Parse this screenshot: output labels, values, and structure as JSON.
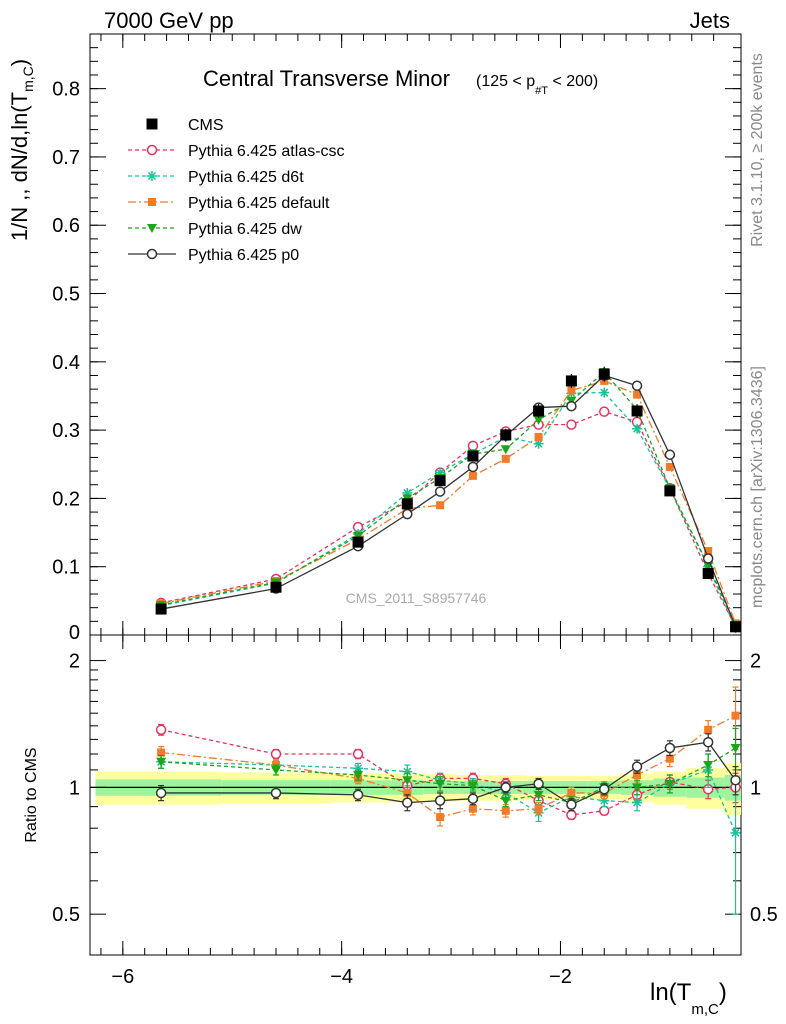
{
  "header": {
    "left": "7000 GeV pp",
    "right": "Jets"
  },
  "side": {
    "events": "Rivet 3.1.10, ≥ 200k events",
    "source": "mcplots.cern.ch [arXiv:1306.3436]"
  },
  "chart_data": {
    "type": "line",
    "title": "Central Transverse Minor",
    "title_cut": "(125 < p",
    "title_cut_sub": "#T",
    "title_cut_end": " < 200)",
    "watermark": "CMS_2011_S8957746",
    "ylabel_main": "1/N ,, dN/d,ln(T",
    "ylabel_main_sub": "m,C",
    "ylabel_main_end": ")",
    "ylabel_ratio": "Ratio to CMS",
    "xlabel": "ln(T",
    "xlabel_sub": "m,C",
    "xlabel_end": ")",
    "xlim": [
      -6.3,
      -0.35
    ],
    "ylim_main": [
      0,
      0.88
    ],
    "ylim_ratio": [
      0.4,
      2.3
    ],
    "x_ticks": [
      -6,
      -4,
      -2
    ],
    "x_tick_labels": [
      "−6",
      "−4",
      "−2"
    ],
    "y_ticks_main": [
      0,
      0.1,
      0.2,
      0.3,
      0.4,
      0.5,
      0.6,
      0.7,
      0.8
    ],
    "y_tick_labels_main": [
      "0",
      "0.1",
      "0.2",
      "0.3",
      "0.4",
      "0.5",
      "0.6",
      "0.7",
      "0.8"
    ],
    "y_ticks_ratio": [
      0.5,
      1,
      2
    ],
    "y_tick_labels_ratio": [
      "0.5",
      "1",
      "2"
    ],
    "legend_position": "top-left",
    "x": [
      -5.65,
      -4.6,
      -3.85,
      -3.4,
      -3.1,
      -2.8,
      -2.5,
      -2.2,
      -1.9,
      -1.6,
      -1.3,
      -1.0,
      -0.65,
      -0.4
    ],
    "ratio_bands": {
      "x_edges": [
        -6.25,
        -5.1,
        -4.1,
        -3.55,
        -3.25,
        -2.95,
        -2.65,
        -2.35,
        -2.05,
        -1.75,
        -1.45,
        -1.15,
        -0.85,
        -0.5,
        -0.35
      ],
      "stat_half": [
        0.045,
        0.04,
        0.04,
        0.04,
        0.035,
        0.035,
        0.035,
        0.035,
        0.035,
        0.035,
        0.04,
        0.05,
        0.055,
        0.07
      ],
      "total_half": [
        0.09,
        0.085,
        0.08,
        0.08,
        0.075,
        0.07,
        0.07,
        0.065,
        0.065,
        0.065,
        0.075,
        0.09,
        0.11,
        0.14
      ]
    },
    "series": [
      {
        "name": "CMS",
        "style": "data",
        "color": "#000000",
        "marker": "square",
        "values": [
          0.038,
          0.07,
          0.136,
          0.192,
          0.226,
          0.262,
          0.293,
          0.328,
          0.372,
          0.382,
          0.328,
          0.211,
          0.09,
          0.012
        ],
        "errors": [
          0.002,
          0.003,
          0.004,
          0.006,
          0.007,
          0.008,
          0.009,
          0.01,
          0.01,
          0.011,
          0.01,
          0.007,
          0.004,
          0.002
        ]
      },
      {
        "name": "Pythia 6.425 atlas-csc",
        "color": "#e8325f",
        "marker": "circle-open",
        "dash": "4,3",
        "values": [
          0.047,
          0.082,
          0.158,
          0.195,
          0.238,
          0.277,
          0.298,
          0.308,
          0.308,
          0.327,
          0.312,
          0.215,
          0.09,
          0.012
        ],
        "ratio": [
          1.37,
          1.2,
          1.2,
          1.01,
          1.05,
          1.05,
          1.02,
          0.93,
          0.86,
          0.88,
          0.96,
          1.03,
          0.99,
          1.0
        ],
        "ratio_err": [
          0.04,
          0.03,
          0.03,
          0.03,
          0.03,
          0.03,
          0.03,
          0.03,
          0.02,
          0.02,
          0.03,
          0.04,
          0.05,
          0.08
        ]
      },
      {
        "name": "Pythia 6.425 d6t",
        "color": "#19c39a",
        "marker": "star",
        "dash": "4,3",
        "values": [
          0.043,
          0.076,
          0.148,
          0.208,
          0.238,
          0.265,
          0.29,
          0.28,
          0.354,
          0.355,
          0.302,
          0.214,
          0.1,
          0.01
        ],
        "ratio": [
          1.15,
          1.13,
          1.11,
          1.09,
          1.04,
          1.02,
          0.97,
          0.87,
          0.95,
          0.93,
          0.92,
          1.02,
          1.1,
          0.78
        ],
        "ratio_err": [
          0.04,
          0.03,
          0.03,
          0.04,
          0.04,
          0.03,
          0.03,
          0.04,
          0.03,
          0.03,
          0.04,
          0.05,
          0.1,
          0.28
        ]
      },
      {
        "name": "Pythia 6.425 default",
        "color": "#f27b28",
        "marker": "square-filled",
        "dash": "8,3,2,3",
        "values": [
          0.046,
          0.079,
          0.14,
          0.185,
          0.19,
          0.233,
          0.258,
          0.29,
          0.358,
          0.372,
          0.352,
          0.246,
          0.123,
          0.017
        ],
        "ratio": [
          1.21,
          1.13,
          1.05,
          0.97,
          0.85,
          0.89,
          0.88,
          0.89,
          0.97,
          0.97,
          1.07,
          1.17,
          1.37,
          1.48
        ],
        "ratio_err": [
          0.04,
          0.03,
          0.03,
          0.04,
          0.04,
          0.03,
          0.03,
          0.03,
          0.03,
          0.03,
          0.04,
          0.05,
          0.07,
          0.25
        ]
      },
      {
        "name": "Pythia 6.425 dw",
        "color": "#1aa51a",
        "marker": "triangle-down",
        "dash": "4,3",
        "values": [
          0.044,
          0.077,
          0.145,
          0.2,
          0.23,
          0.265,
          0.272,
          0.315,
          0.343,
          0.385,
          0.33,
          0.215,
          0.102,
          0.015
        ],
        "ratio": [
          1.15,
          1.1,
          1.07,
          1.04,
          1.02,
          1.01,
          0.93,
          0.96,
          0.92,
          1.0,
          1.0,
          1.02,
          1.13,
          1.24
        ],
        "ratio_err": [
          0.04,
          0.03,
          0.03,
          0.04,
          0.04,
          0.03,
          0.03,
          0.03,
          0.03,
          0.03,
          0.04,
          0.05,
          0.07,
          0.14
        ]
      },
      {
        "name": "Pythia 6.425 p0",
        "color": "#333333",
        "marker": "circle-open",
        "dash": "",
        "values": [
          0.038,
          0.068,
          0.13,
          0.177,
          0.21,
          0.246,
          0.292,
          0.333,
          0.335,
          0.38,
          0.365,
          0.264,
          0.112,
          0.012
        ],
        "ratio": [
          0.97,
          0.97,
          0.96,
          0.92,
          0.93,
          0.94,
          1.0,
          1.02,
          0.91,
          0.99,
          1.12,
          1.24,
          1.28,
          1.04
        ],
        "ratio_err": [
          0.04,
          0.03,
          0.03,
          0.04,
          0.04,
          0.03,
          0.03,
          0.03,
          0.03,
          0.03,
          0.04,
          0.05,
          0.06,
          0.08
        ]
      }
    ]
  }
}
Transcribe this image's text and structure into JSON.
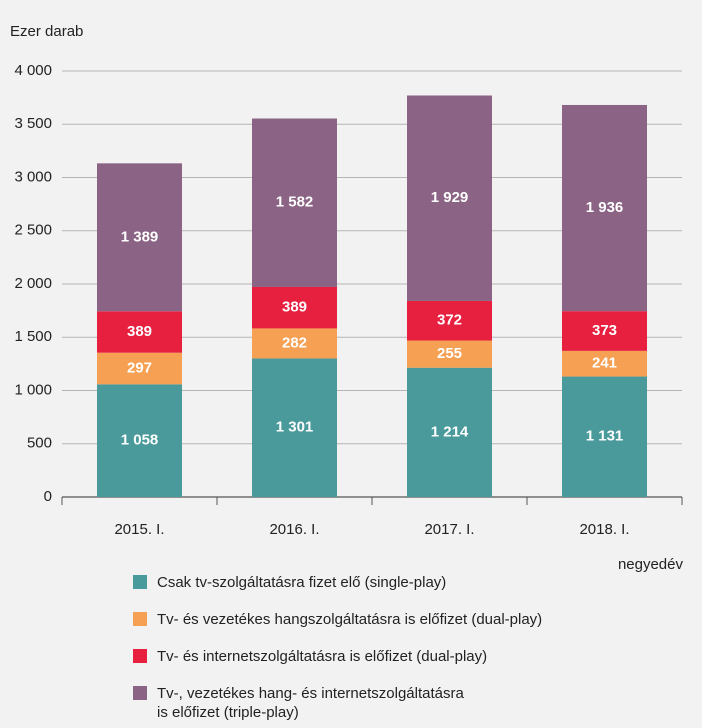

-- -- --

Instructions to follow -
Omit the images and transcribe all of the records above word for word.

Complete response -
Parse this screenshot: output labels, values, and structure as JSON.
{
  "header": {
    "left": "7000 GeV pp",
    "right": "Jets"
  },
  "side": {
    "events": "Rivet 3.1.10, ≥ 200k events",
    "source": "mcplots.cern.ch [arXiv:1306.3436]"
  },
  "chart_data": {
    "type": "line",
    "title": "Central Transverse Minor",
    "title_cut": "(125 < p",
    "title_cut_sub": "#T",
    "title_cut_end": " < 200)",
    "watermark": "CMS_2011_S8957746",
    "ylabel_main": "1/N ,, dN/d,ln(T",
    "ylabel_main_sub": "m,C",
    "ylabel_main_end": ")",
    "ylabel_ratio": "Ratio to CMS",
    "xlabel": "ln(T",
    "xlabel_sub": "m,C",
    "xlabel_end": ")",
    "xlim": [
      -6.3,
      -0.35
    ],
    "ylim_main": [
      0,
      0.88
    ],
    "ylim_ratio": [
      0.4,
      2.3
    ],
    "x_ticks": [
      -6,
      -4,
      -2
    ],
    "x_tick_labels": [
      "−6",
      "−4",
      "−2"
    ],
    "y_ticks_main": [
      0,
      0.1,
      0.2,
      0.3,
      0.4,
      0.5,
      0.6,
      0.7,
      0.8
    ],
    "y_tick_labels_main": [
      "0",
      "0.1",
      "0.2",
      "0.3",
      "0.4",
      "0.5",
      "0.6",
      "0.7",
      "0.8"
    ],
    "y_ticks_ratio": [
      0.5,
      1,
      2
    ],
    "y_tick_labels_ratio": [
      "0.5",
      "1",
      "2"
    ],
    "legend_position": "top-left",
    "x": [
      -5.65,
      -4.6,
      -3.85,
      -3.4,
      -3.1,
      -2.8,
      -2.5,
      -2.2,
      -1.9,
      -1.6,
      -1.3,
      -1.0,
      -0.65,
      -0.4
    ],
    "ratio_bands": {
      "x_edges": [
        -6.25,
        -5.1,
        -4.1,
        -3.55,
        -3.25,
        -2.95,
        -2.65,
        -2.35,
        -2.05,
        -1.75,
        -1.45,
        -1.15,
        -0.85,
        -0.5,
        -0.35
      ],
      "stat_half": [
        0.045,
        0.04,
        0.04,
        0.04,
        0.035,
        0.035,
        0.035,
        0.035,
        0.035,
        0.035,
        0.04,
        0.05,
        0.055,
        0.07
      ],
      "total_half": [
        0.09,
        0.085,
        0.08,
        0.08,
        0.075,
        0.07,
        0.07,
        0.065,
        0.065,
        0.065,
        0.075,
        0.09,
        0.11,
        0.14
      ]
    },
    "series": [
      {
        "name": "CMS",
        "style": "data",
        "color": "#000000",
        "marker": "square",
        "values": [
          0.038,
          0.07,
          0.136,
          0.192,
          0.226,
          0.262,
          0.293,
          0.328,
          0.372,
          0.382,
          0.328,
          0.211,
          0.09,
          0.012
        ],
        "errors": [
          0.002,
          0.003,
          0.004,
          0.006,
          0.007,
          0.008,
          0.009,
          0.01,
          0.01,
          0.011,
          0.01,
          0.007,
          0.004,
          0.002
        ]
      },
      {
        "name": "Pythia 6.425 atlas-csc",
        "color": "#e8325f",
        "marker": "circle-open",
        "dash": "4,3",
        "values": [
          0.047,
          0.082,
          0.158,
          0.195,
          0.238,
          0.277,
          0.298,
          0.308,
          0.308,
          0.327,
          0.312,
          0.215,
          0.09,
          0.012
        ],
        "ratio": [
          1.37,
          1.2,
          1.2,
          1.01,
          1.05,
          1.05,
          1.02,
          0.93,
          0.86,
          0.88,
          0.96,
          1.03,
          0.99,
          1.0
        ],
        "ratio_err": [
          0.04,
          0.03,
          0.03,
          0.03,
          0.03,
          0.03,
          0.03,
          0.03,
          0.02,
          0.02,
          0.03,
          0.04,
          0.05,
          0.08
        ]
      },
      {
        "name": "Pythia 6.425 d6t",
        "color": "#19c39a",
        "marker": "star",
        "dash": "4,3",
        "values": [
          0.043,
          0.076,
          0.148,
          0.208,
          0.238,
          0.265,
          0.29,
          0.28,
          0.354,
          0.355,
          0.302,
          0.214,
          0.1,
          0.01
        ],
        "ratio": [
          1.15,
          1.13,
          1.11,
          1.09,
          1.04,
          1.02,
          0.97,
          0.87,
          0.95,
          0.93,
          0.92,
          1.02,
          1.1,
          0.78
        ],
        "ratio_err": [
          0.04,
          0.03,
          0.03,
          0.04,
          0.04,
          0.03,
          0.03,
          0.04,
          0.03,
          0.03,
          0.04,
          0.05,
          0.1,
          0.28
        ]
      },
      {
        "name": "Pythia 6.425 default",
        "color": "#f27b28",
        "marker": "square-filled",
        "dash": "8,3,2,3",
        "values": [
          0.046,
          0.079,
          0.14,
          0.185,
          0.19,
          0.233,
          0.258,
          0.29,
          0.358,
          0.372,
          0.352,
          0.246,
          0.123,
          0.017
        ],
        "ratio": [
          1.21,
          1.13,
          1.05,
          0.97,
          0.85,
          0.89,
          0.88,
          0.89,
          0.97,
          0.97,
          1.07,
          1.17,
          1.37,
          1.48
        ],
        "ratio_err": [
          0.04,
          0.03,
          0.03,
          0.04,
          0.04,
          0.03,
          0.03,
          0.03,
          0.03,
          0.03,
          0.04,
          0.05,
          0.07,
          0.25
        ]
      },
      {
        "name": "Pythia 6.425 dw",
        "color": "#1aa51a",
        "marker": "triangle-down",
        "dash": "4,3",
        "values": [
          0.044,
          0.077,
          0.145,
          0.2,
          0.23,
          0.265,
          0.272,
          0.315,
          0.343,
          0.385,
          0.33,
          0.215,
          0.102,
          0.015
        ],
        "ratio": [
          1.15,
          1.1,
          1.07,
          1.04,
          1.02,
          1.01,
          0.93,
          0.96,
          0.92,
          1.0,
          1.0,
          1.02,
          1.13,
          1.24
        ],
        "ratio_err": [
          0.04,
          0.03,
          0.03,
          0.04,
          0.04,
          0.03,
          0.03,
          0.03,
          0.03,
          0.03,
          0.04,
          0.05,
          0.07,
          0.14
        ]
      },
      {
        "name": "Pythia 6.425 p0",
        "color": "#333333",
        "marker": "circle-open",
        "dash": "",
        "values": [
          0.038,
          0.068,
          0.13,
          0.177,
          0.21,
          0.246,
          0.292,
          0.333,
          0.335,
          0.38,
          0.365,
          0.264,
          0.112,
          0.012
        ],
        "ratio": [
          0.97,
          0.97,
          0.96,
          0.92,
          0.93,
          0.94,
          1.0,
          1.02,
          0.91,
          0.99,
          1.12,
          1.24,
          1.28,
          1.04
        ],
        "ratio_err": [
          0.04,
          0.03,
          0.03,
          0.04,
          0.04,
          0.03,
          0.03,
          0.03,
          0.03,
          0.03,
          0.04,
          0.05,
          0.06,
          0.08
        ]
      }
    ]
  }
}
Transcribe this image's text and structure into JSON.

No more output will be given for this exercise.